Content to trust your wisdom and to follow after you

 

Help me when I falter, hear me when I pray

And receive me in your kingdom, to dwell with you one day.

The second appeared in a magazine that my mom subscribed to:

Dear Lord, clear my mind as I go before you

Help me to seek you in all that I do

Help me to know where you’re leading today

Allow me to follow each step of the way

 

I pray not for riches or worldly fame

I just ask for strength Lord to lift up your name

If a friend has a need or a burden to bear

Help me to be there to show that I care

 

Help me to be all you want me to be

Let others see Christ Jesus living in me

And when day is ended and sleep takes control

Lord help me say, all is well with my soul.[ii]

I remember sitting on my bedroom floor as I compared these two poems to see which one I liked best. Each offered a more mature way to talk to God than the classic bedtime prayer I’d been reciting for as long as I could remember. Unable to pick a favorite, I committed both to memory and began to recite them on a regular basis. Although God still seemed more like an absent parent than a loving father, reaching out to Him gave me comfort as I held out hope that one day, He would play a more active role in my life.

Without knowing it, I was demonstrating the blind faith that Willard talked about on page 46 of Hearing God when he said: “God calls us to a direct and fully self-conscious personal relationship with him (as priests) in which we share responsibility with him (as kings) in the exercise of his authority. Exactly what does this involve, and how do we experience it?”

§ THE TASKS
[a] According to the passage about the two prayer poems, why did the writer memorize both poems? Answer in one to three sentences.
[b] Extend the passage about the two prayer poems, beginning after the quotation from Hearing God.
The data after this point are not required.

§ DATASET EXCERPT
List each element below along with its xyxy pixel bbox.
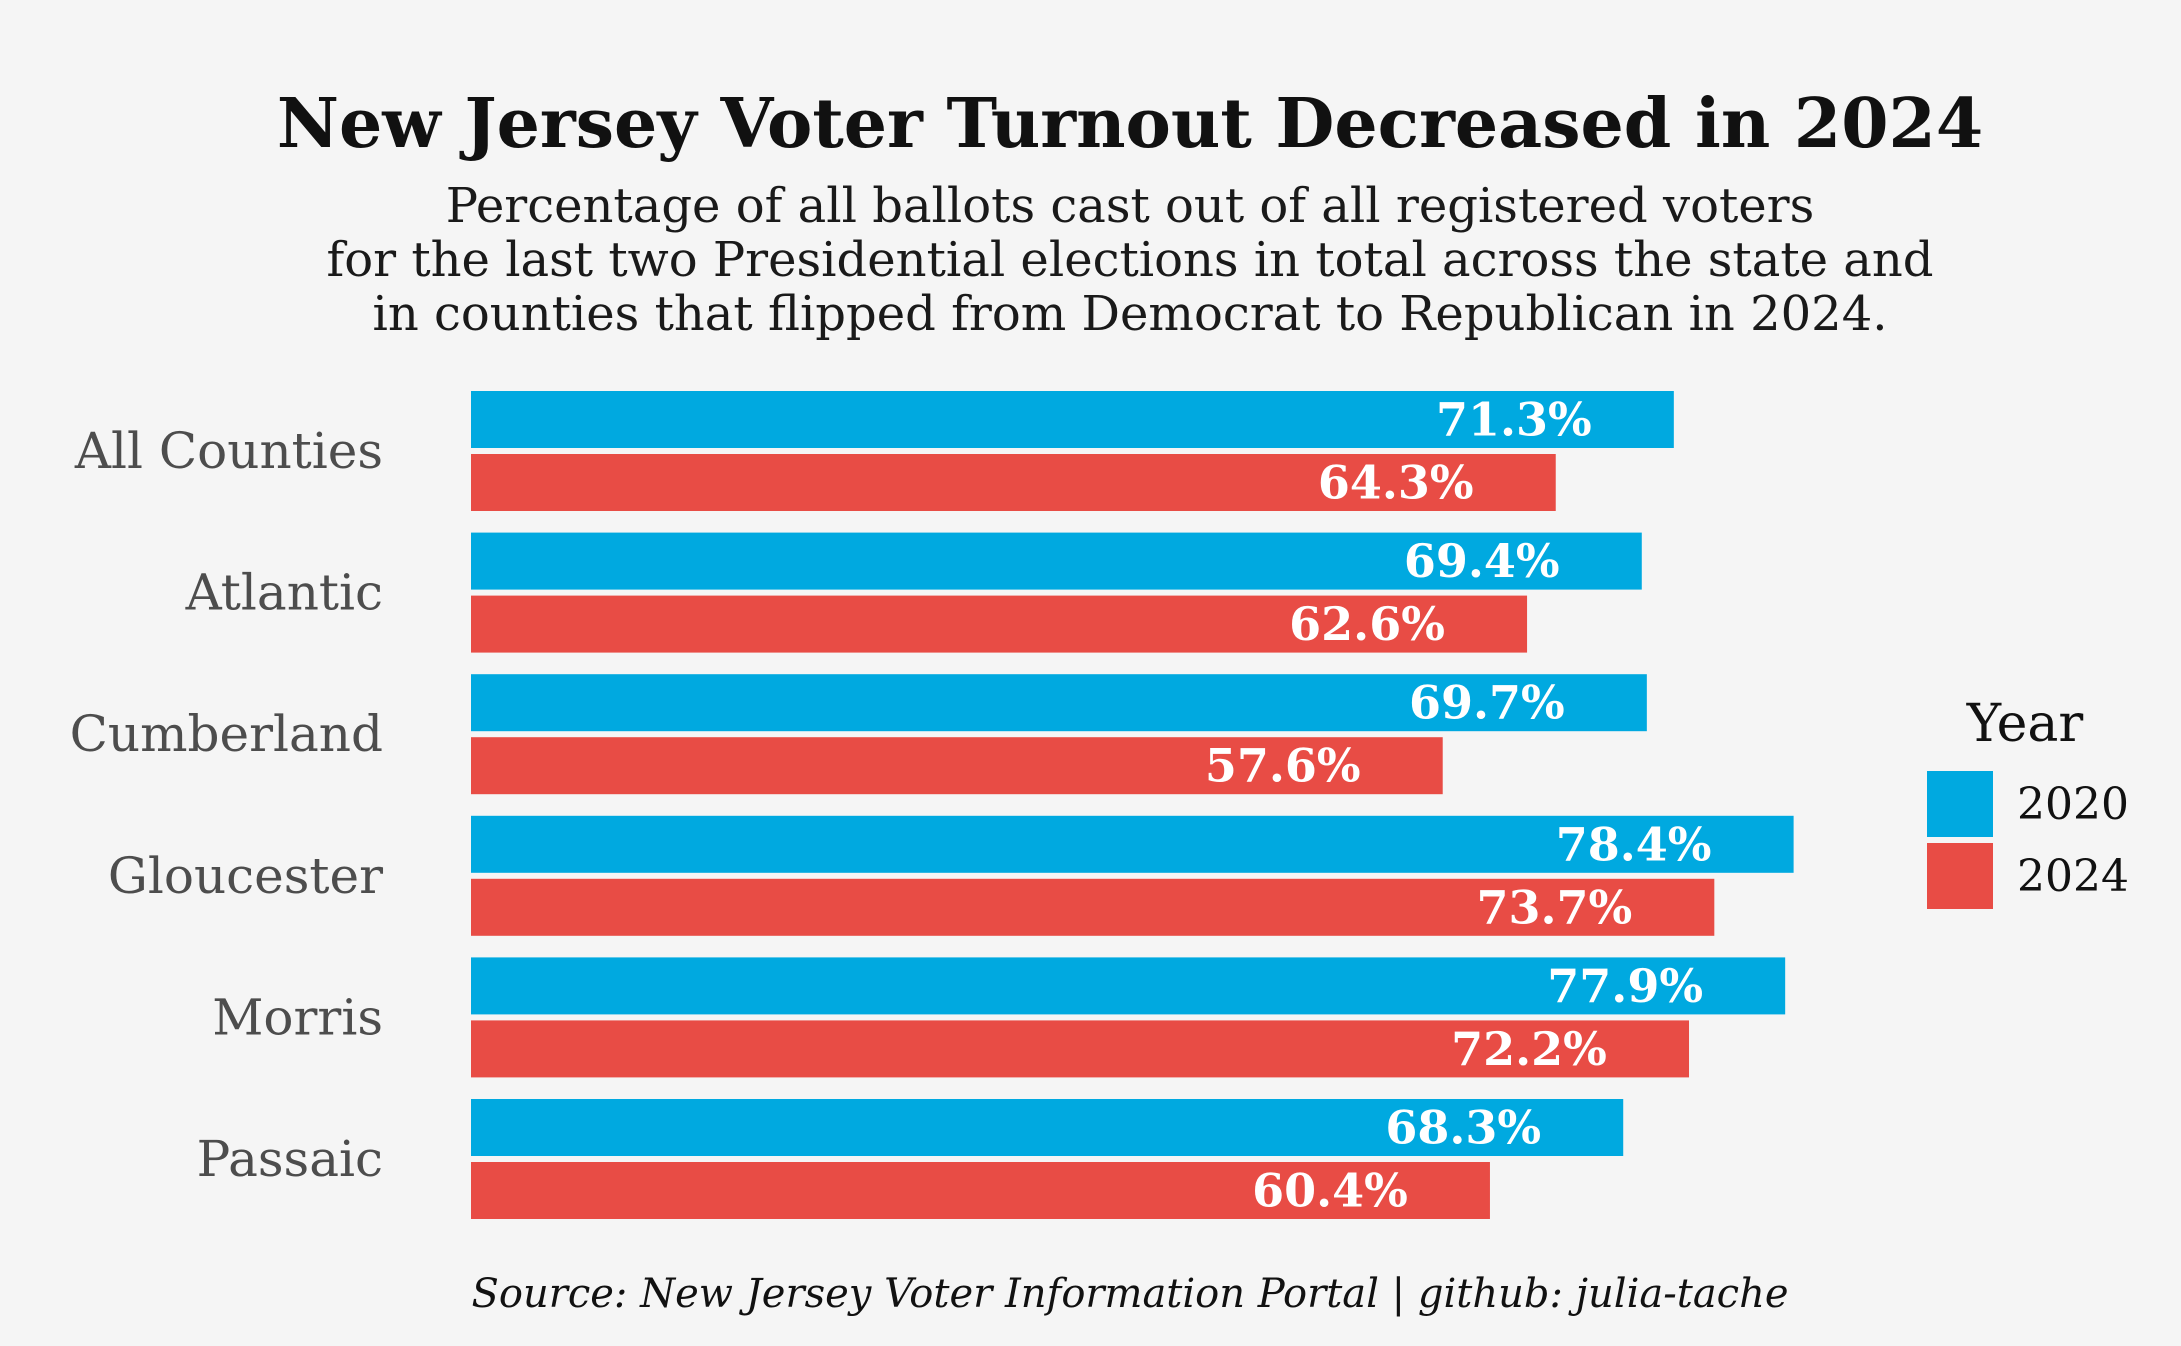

§ RESULTS IN ORDER
[a] The writer compared the two poems to decide which was better but could not choose a favorite. As a result, the writer committed both to memory and began reciting them regularly.

[b]
“There are a number of phases involved . . . ” Willard continued. “First of all, what we may call “blind” faith is a valid, though very minimal way of God’s being with us. Here we find ourselves really believing in God and believing that he is with us. Perhaps we believe because of past experiences or because we have faith in the faith of others or even because of abstract reasons that tell us he simply must be here. But our conviction—almost a mere will that it shall be so—is the only way that he is present in our lives.”

As minimal as my faith seemed, it was all I had to cling to as I put in my time on the farm and paid my way through college. Eventually, I learned the importance of reading the bible and seeing its contents as “God’s speaking preserved in written form.”[iii] This led to the discovery of other aspects of God’s presence as I immersed myself in His work and learned to listen for the moments when His thoughts were directing my own.

Still, I never forgot the poetic prayers that started me on the path toward a personal relationship with God. For fourteen years, I recited them almost every morning as I walked from my car to work. And when we were moving to Illinois, they came to mind during a house-hunting trip to the western suburbs of Chicago. I was in the back seat of our realtor’s vehicle when the words took on new meaning as I saw them, not as a way to reach out to God, but as evidence that He was reaching back to me.

Once in a while, we get a glimpse of how far we’ve come as “God uses our self-knowledge or self-awareness, heightened and given a special quality by his presence and direction, to search us out and reveal to us the truth about ourselves and our world.”[iv] The truth that God revealed on that house-hunting trip was that He wasn’t an absent father, but an active participant in my everyday life as He made a lot of what I had been praying for come true.

The God who refused to remove me from my circumstances, had helped me to rise above them; and although I still have a lot of work to do to become the type of person described in those poems, I know I'm on the right path. What I find most surprising about my journey is that, when I prayed for God to improve my character, my circumstances followed.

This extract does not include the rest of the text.